EXERCISE INSTRUCTIONS ▸ From the entries below, say how many lines carry the word "Government", and give nothing but the number.

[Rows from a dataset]
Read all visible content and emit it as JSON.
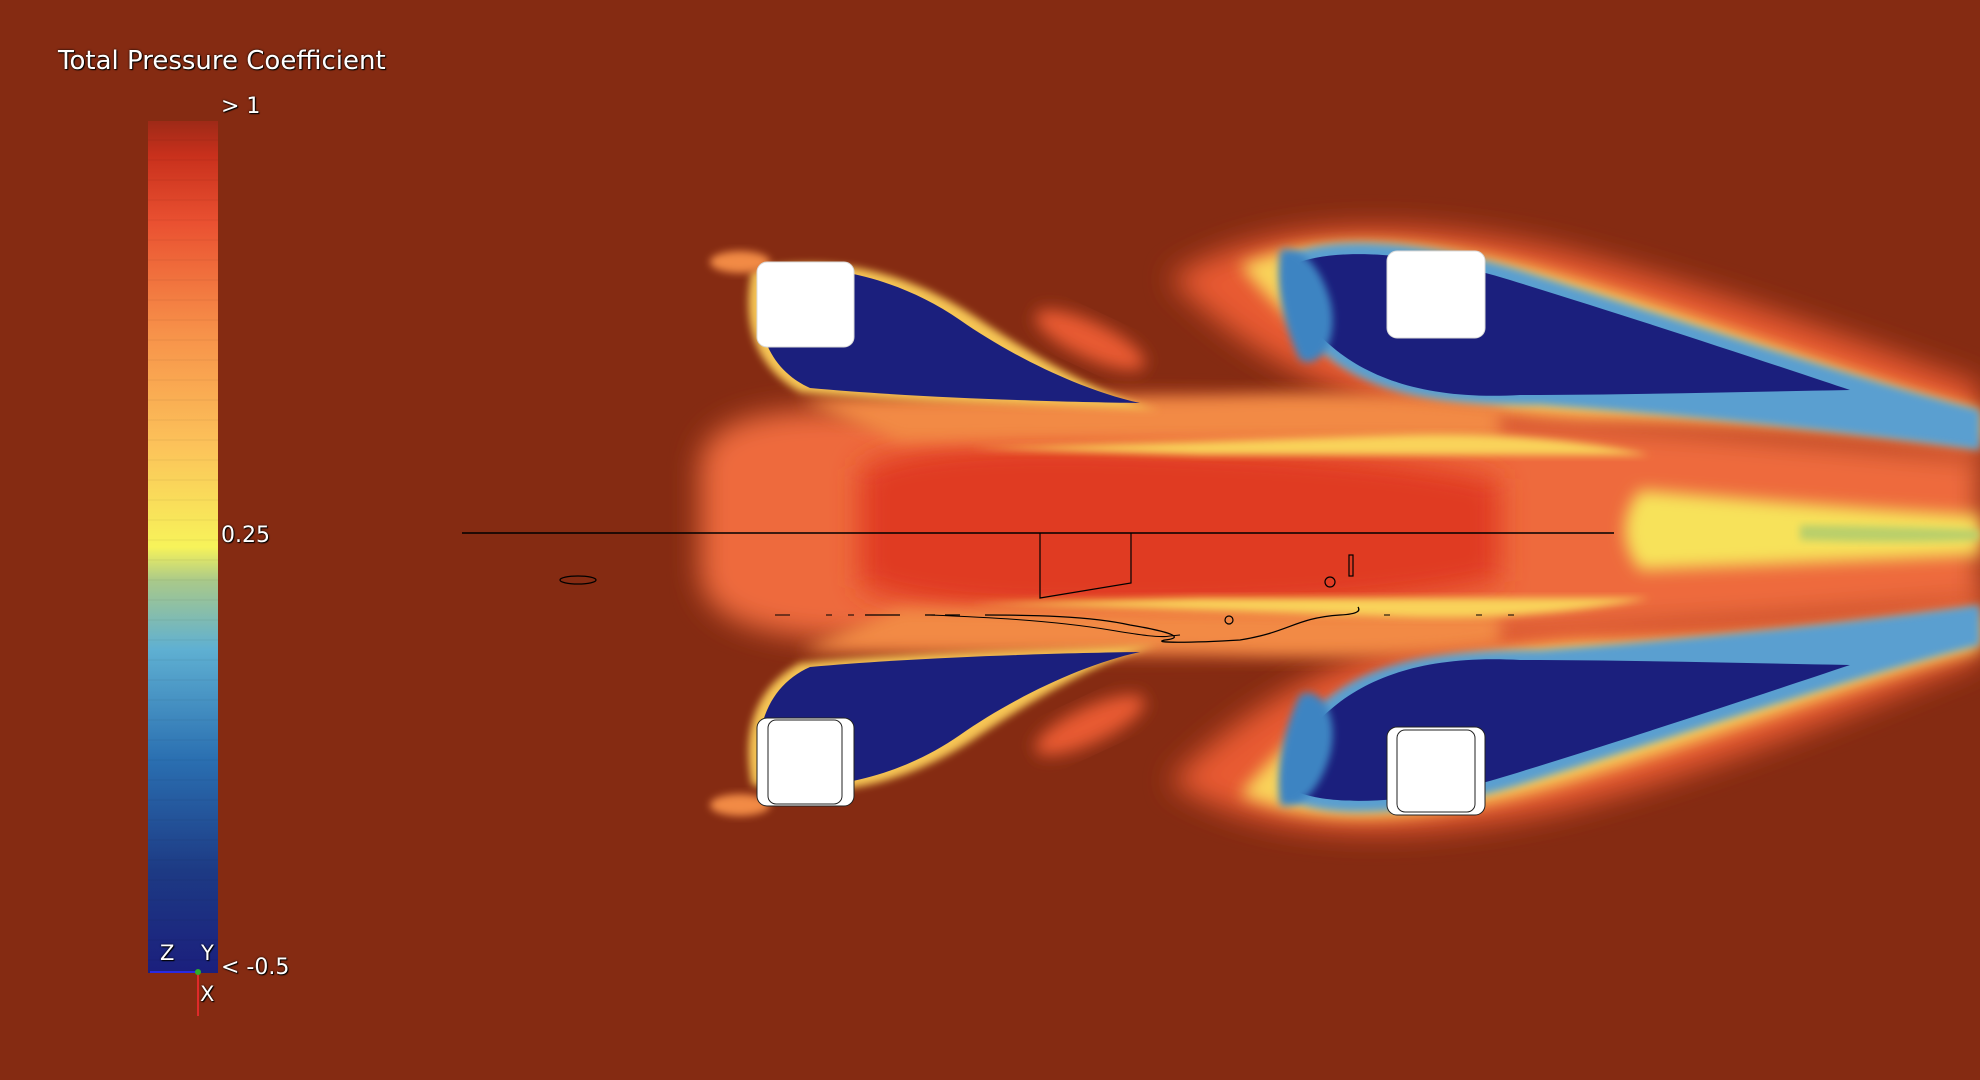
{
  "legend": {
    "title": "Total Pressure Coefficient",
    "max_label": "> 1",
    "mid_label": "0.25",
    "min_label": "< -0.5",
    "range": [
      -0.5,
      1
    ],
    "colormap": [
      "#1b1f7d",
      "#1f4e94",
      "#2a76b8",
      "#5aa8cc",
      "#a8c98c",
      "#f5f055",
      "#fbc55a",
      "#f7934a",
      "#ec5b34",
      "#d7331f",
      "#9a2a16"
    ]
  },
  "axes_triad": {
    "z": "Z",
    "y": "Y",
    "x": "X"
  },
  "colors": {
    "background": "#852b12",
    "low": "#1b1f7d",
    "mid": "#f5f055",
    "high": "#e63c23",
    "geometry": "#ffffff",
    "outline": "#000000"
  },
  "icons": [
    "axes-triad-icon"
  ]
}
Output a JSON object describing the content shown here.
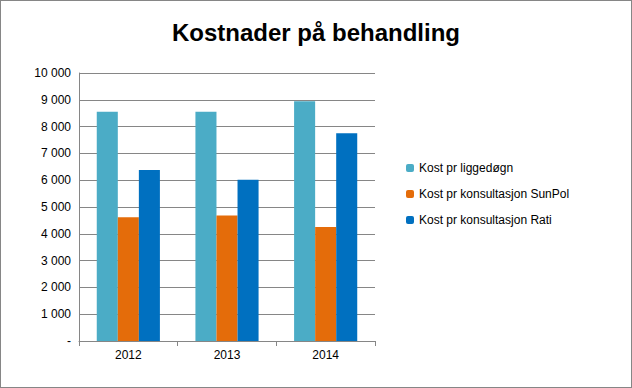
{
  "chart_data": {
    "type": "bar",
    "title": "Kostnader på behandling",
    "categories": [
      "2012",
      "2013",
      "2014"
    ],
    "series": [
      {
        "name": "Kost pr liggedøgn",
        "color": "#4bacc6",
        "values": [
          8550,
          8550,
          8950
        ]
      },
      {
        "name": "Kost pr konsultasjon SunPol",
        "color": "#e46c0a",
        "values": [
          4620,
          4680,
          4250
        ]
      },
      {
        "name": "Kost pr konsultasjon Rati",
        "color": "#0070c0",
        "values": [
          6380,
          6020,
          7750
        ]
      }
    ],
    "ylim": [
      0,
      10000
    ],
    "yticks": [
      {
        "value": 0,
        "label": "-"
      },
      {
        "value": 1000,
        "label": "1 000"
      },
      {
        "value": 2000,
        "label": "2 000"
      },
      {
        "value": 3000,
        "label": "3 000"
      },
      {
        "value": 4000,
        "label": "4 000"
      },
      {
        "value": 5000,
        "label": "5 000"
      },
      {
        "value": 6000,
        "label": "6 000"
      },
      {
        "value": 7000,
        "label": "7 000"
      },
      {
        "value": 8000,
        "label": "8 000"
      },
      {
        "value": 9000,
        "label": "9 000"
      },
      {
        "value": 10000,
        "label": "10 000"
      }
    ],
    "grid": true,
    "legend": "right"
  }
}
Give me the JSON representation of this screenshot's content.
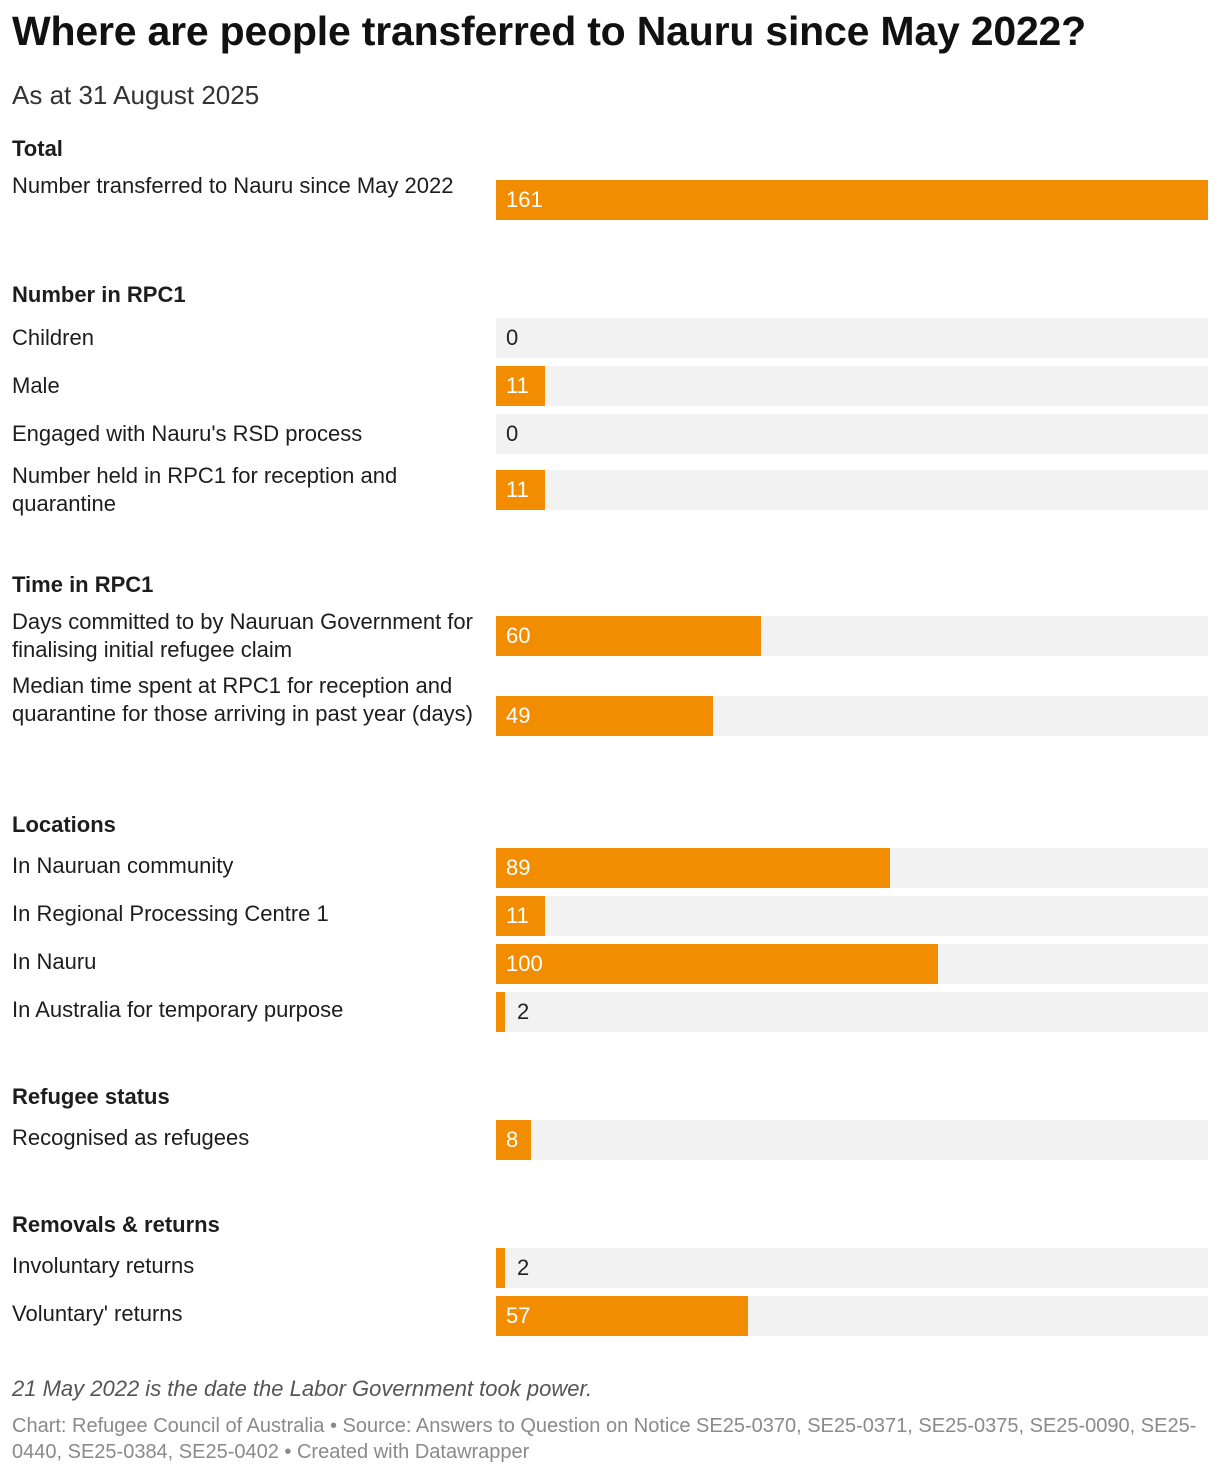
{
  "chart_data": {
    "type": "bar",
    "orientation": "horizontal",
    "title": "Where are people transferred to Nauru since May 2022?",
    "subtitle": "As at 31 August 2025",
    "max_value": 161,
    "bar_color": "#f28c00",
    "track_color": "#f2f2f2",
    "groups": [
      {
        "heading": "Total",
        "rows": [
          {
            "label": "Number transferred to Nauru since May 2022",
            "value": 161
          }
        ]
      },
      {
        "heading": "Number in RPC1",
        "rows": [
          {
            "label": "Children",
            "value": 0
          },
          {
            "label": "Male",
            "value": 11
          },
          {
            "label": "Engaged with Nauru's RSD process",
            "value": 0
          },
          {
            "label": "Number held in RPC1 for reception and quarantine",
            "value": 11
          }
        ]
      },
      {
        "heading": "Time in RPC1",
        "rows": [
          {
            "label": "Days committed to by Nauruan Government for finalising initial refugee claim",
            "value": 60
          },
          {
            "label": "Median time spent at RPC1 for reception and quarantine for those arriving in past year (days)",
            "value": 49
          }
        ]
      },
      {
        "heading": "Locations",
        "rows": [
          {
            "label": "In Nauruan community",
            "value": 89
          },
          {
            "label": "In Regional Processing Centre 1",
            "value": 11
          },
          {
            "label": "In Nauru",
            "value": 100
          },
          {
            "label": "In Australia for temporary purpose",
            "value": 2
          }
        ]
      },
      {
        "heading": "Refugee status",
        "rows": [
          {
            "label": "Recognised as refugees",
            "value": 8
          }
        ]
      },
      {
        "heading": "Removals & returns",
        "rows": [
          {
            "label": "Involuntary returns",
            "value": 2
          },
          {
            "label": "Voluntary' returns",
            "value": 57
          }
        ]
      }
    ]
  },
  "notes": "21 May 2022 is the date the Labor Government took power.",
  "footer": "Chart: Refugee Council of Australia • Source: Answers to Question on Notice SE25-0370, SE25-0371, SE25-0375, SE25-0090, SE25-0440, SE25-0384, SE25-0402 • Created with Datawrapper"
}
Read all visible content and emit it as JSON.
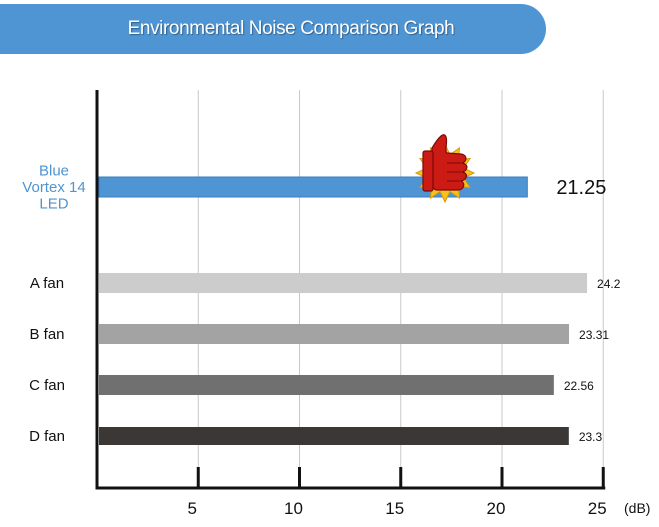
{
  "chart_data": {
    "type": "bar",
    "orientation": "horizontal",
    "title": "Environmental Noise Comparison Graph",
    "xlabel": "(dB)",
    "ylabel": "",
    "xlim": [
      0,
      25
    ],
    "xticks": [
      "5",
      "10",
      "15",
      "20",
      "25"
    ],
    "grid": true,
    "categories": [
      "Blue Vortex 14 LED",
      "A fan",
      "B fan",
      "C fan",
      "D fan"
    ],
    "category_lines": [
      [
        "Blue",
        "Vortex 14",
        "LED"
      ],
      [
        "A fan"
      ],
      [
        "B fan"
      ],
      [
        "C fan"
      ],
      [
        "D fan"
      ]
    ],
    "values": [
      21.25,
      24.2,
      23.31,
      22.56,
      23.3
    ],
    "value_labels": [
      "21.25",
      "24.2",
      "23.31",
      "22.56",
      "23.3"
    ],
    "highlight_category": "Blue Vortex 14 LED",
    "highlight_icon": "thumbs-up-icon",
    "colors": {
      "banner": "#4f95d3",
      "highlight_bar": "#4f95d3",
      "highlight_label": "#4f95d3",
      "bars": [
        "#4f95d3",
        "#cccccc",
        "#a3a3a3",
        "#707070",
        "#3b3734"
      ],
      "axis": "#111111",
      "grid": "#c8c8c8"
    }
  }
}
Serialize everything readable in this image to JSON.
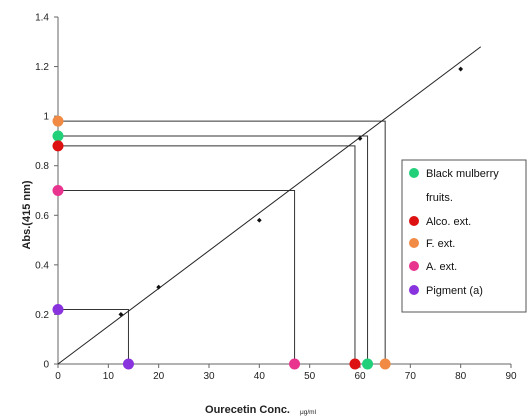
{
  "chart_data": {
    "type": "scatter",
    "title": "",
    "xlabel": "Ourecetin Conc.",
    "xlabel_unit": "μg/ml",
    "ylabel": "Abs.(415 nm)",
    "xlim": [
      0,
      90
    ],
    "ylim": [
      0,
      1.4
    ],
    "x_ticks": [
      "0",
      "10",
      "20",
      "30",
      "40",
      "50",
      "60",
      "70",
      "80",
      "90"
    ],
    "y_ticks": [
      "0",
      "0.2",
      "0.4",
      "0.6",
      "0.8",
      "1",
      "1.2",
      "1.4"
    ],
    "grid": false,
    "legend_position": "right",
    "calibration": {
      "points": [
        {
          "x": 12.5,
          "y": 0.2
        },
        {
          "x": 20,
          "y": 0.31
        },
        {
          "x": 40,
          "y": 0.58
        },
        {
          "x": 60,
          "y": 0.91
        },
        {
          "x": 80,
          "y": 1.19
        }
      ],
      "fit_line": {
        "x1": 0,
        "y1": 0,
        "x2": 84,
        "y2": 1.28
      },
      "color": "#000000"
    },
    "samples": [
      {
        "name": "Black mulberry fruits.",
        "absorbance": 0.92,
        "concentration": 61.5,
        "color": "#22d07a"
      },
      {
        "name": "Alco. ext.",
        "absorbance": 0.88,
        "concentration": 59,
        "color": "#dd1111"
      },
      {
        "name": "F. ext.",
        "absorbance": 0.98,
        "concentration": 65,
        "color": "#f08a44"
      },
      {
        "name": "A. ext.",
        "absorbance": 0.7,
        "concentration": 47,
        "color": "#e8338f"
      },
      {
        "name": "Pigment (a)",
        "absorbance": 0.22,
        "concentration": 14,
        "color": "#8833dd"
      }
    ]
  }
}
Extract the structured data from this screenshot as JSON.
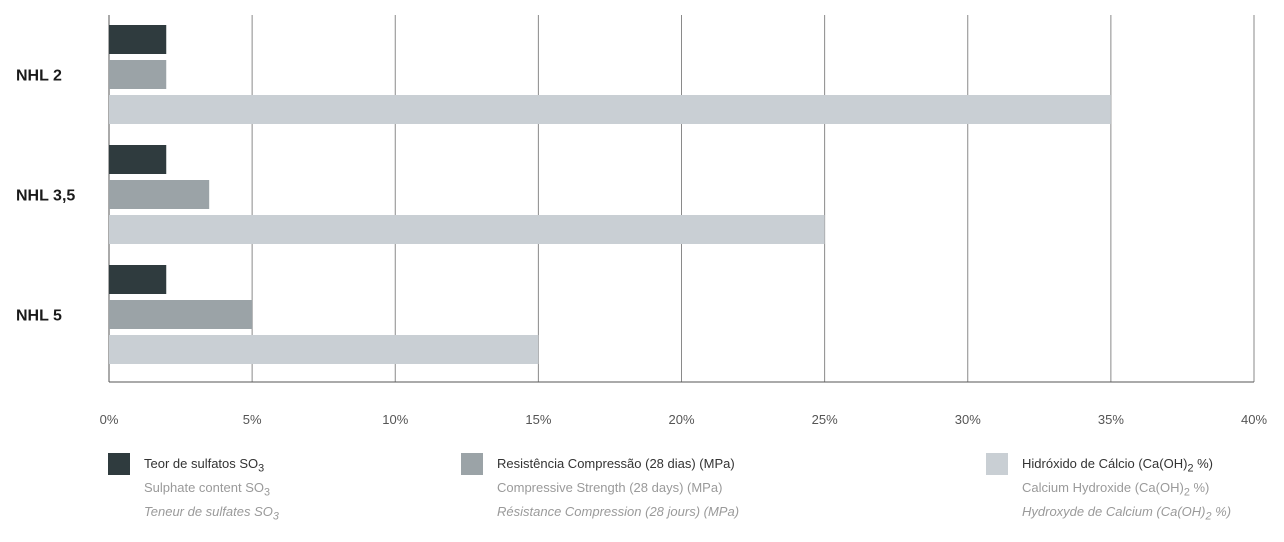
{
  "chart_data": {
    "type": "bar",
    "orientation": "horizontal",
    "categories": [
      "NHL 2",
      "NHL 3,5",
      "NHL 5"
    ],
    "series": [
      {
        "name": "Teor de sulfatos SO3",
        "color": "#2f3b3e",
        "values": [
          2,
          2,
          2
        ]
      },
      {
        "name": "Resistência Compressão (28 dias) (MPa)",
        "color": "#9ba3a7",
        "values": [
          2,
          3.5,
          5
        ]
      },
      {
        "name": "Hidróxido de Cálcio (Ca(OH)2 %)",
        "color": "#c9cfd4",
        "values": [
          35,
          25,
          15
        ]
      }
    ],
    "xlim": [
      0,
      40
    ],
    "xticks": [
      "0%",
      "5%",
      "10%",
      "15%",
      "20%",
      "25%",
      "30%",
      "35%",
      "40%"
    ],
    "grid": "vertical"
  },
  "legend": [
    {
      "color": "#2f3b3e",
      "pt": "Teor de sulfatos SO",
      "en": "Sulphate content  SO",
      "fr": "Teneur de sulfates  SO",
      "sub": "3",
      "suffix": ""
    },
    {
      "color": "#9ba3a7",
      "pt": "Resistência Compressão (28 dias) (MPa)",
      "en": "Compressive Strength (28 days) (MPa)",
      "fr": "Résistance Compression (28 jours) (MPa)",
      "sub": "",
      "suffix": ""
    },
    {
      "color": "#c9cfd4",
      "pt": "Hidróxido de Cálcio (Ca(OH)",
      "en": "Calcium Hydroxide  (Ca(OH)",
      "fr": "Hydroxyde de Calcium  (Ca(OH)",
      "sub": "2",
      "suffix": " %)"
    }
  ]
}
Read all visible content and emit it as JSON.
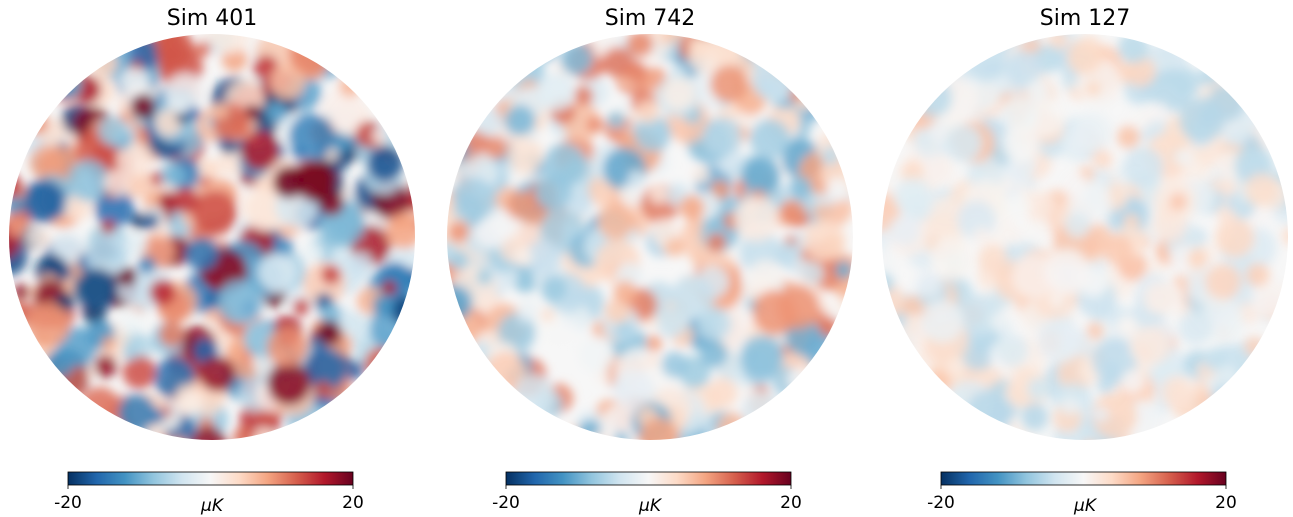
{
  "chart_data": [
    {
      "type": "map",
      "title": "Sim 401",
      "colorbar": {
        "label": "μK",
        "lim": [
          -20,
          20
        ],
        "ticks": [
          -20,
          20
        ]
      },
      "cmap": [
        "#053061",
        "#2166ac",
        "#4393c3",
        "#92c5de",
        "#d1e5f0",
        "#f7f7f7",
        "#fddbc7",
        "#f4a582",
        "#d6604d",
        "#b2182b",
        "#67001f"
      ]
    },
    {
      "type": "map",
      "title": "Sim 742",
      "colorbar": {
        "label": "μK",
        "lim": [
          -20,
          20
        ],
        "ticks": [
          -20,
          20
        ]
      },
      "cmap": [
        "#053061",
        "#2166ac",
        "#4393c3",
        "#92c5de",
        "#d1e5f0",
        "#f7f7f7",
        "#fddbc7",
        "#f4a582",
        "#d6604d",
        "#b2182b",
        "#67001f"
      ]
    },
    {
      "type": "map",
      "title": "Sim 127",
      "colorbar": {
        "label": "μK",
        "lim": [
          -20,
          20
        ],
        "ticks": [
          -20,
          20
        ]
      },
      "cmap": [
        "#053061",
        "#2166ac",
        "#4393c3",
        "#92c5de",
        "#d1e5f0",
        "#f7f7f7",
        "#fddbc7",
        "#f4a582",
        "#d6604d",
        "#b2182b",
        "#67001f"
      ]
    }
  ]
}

REPLY ▸ 2